--- Start of INPUT FOR THIS TASK ---

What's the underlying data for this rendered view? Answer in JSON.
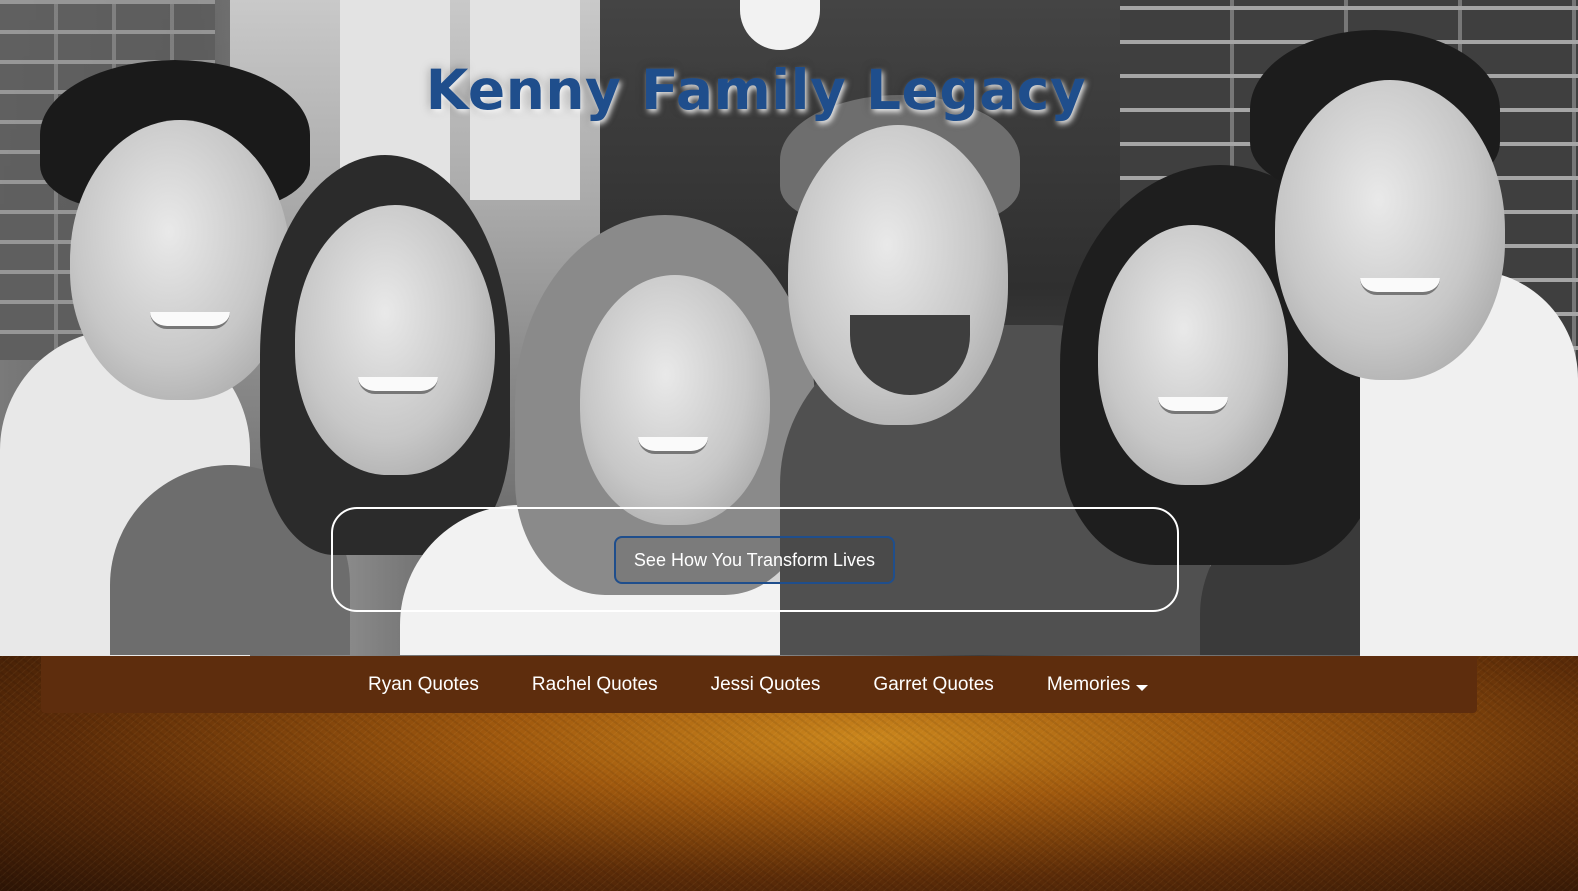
{
  "site": {
    "title": "Kenny Family Legacy"
  },
  "hero": {
    "cta_label": "See How You Transform Lives"
  },
  "nav": {
    "items": [
      {
        "label": "Ryan Quotes"
      },
      {
        "label": "Rachel Quotes"
      },
      {
        "label": "Jessi Quotes"
      },
      {
        "label": "Garret Quotes"
      },
      {
        "label": "Memories",
        "has_dropdown": true
      }
    ]
  },
  "colors": {
    "title_blue": "#1f4e8c",
    "nav_brown": "#5e2d0d",
    "cta_border": "#1f4e8c"
  },
  "icons": {
    "memories_dropdown": "caret-down-icon"
  }
}
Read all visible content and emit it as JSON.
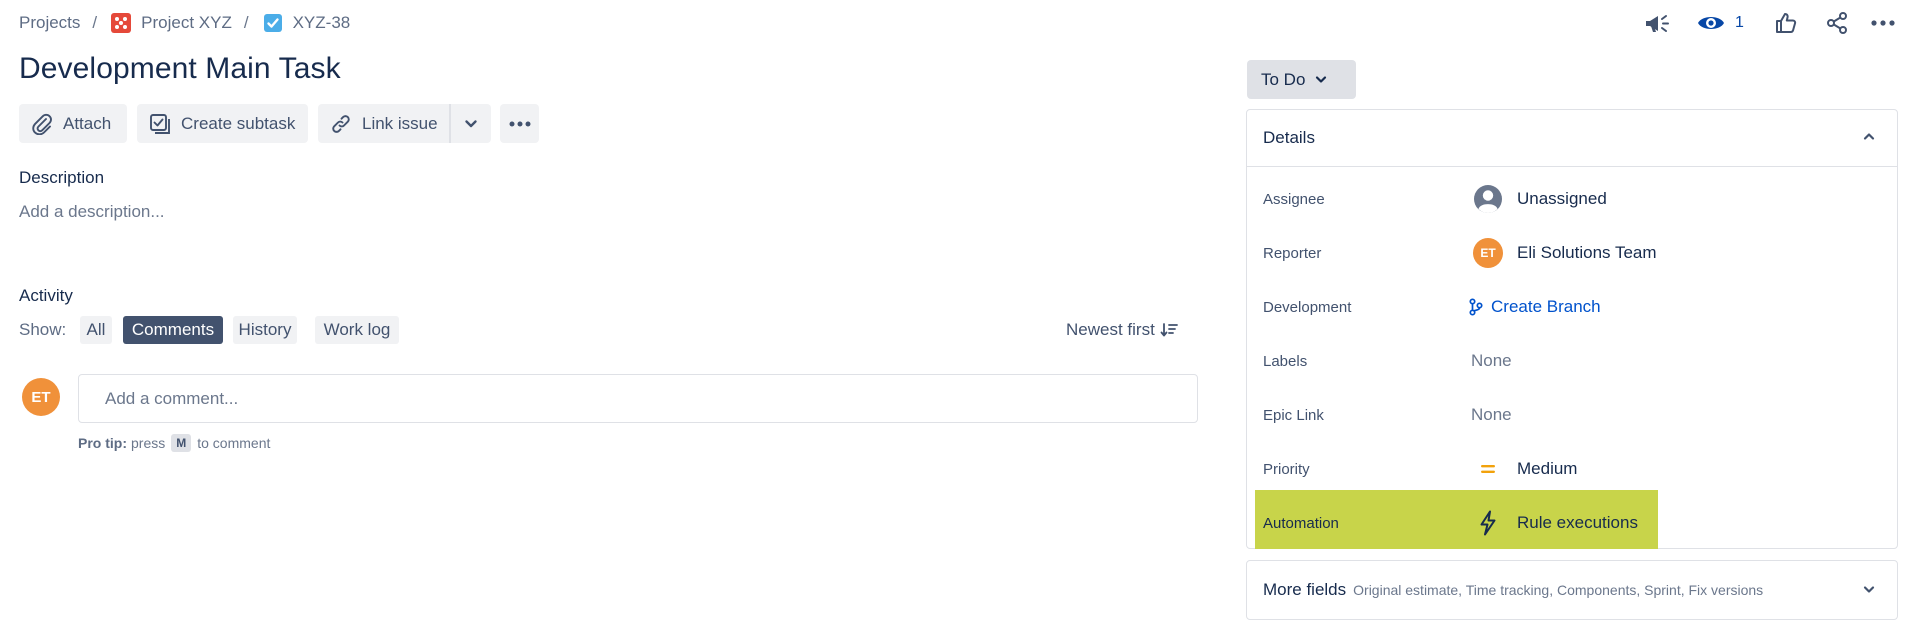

--- End of INPUT FOR THIS TASK ---

Every record gets retyped exactly; no picture goes into the copy.

ANSWER TO THIS PROBLEM =
What's the underlying data for this rendered view? Answer in JSON.
{
  "site": {
    "title": "Kenny Family Legacy"
  },
  "hero": {
    "cta_label": "See How You Transform Lives"
  },
  "nav": {
    "items": [
      {
        "label": "Ryan Quotes"
      },
      {
        "label": "Rachel Quotes"
      },
      {
        "label": "Jessi Quotes"
      },
      {
        "label": "Garret Quotes"
      },
      {
        "label": "Memories",
        "has_dropdown": true
      }
    ]
  },
  "colors": {
    "title_blue": "#1f4e8c",
    "nav_brown": "#5e2d0d",
    "cta_border": "#1f4e8c"
  },
  "icons": {
    "memories_dropdown": "caret-down-icon"
  }
}
Read all visible content and emit it as JSON.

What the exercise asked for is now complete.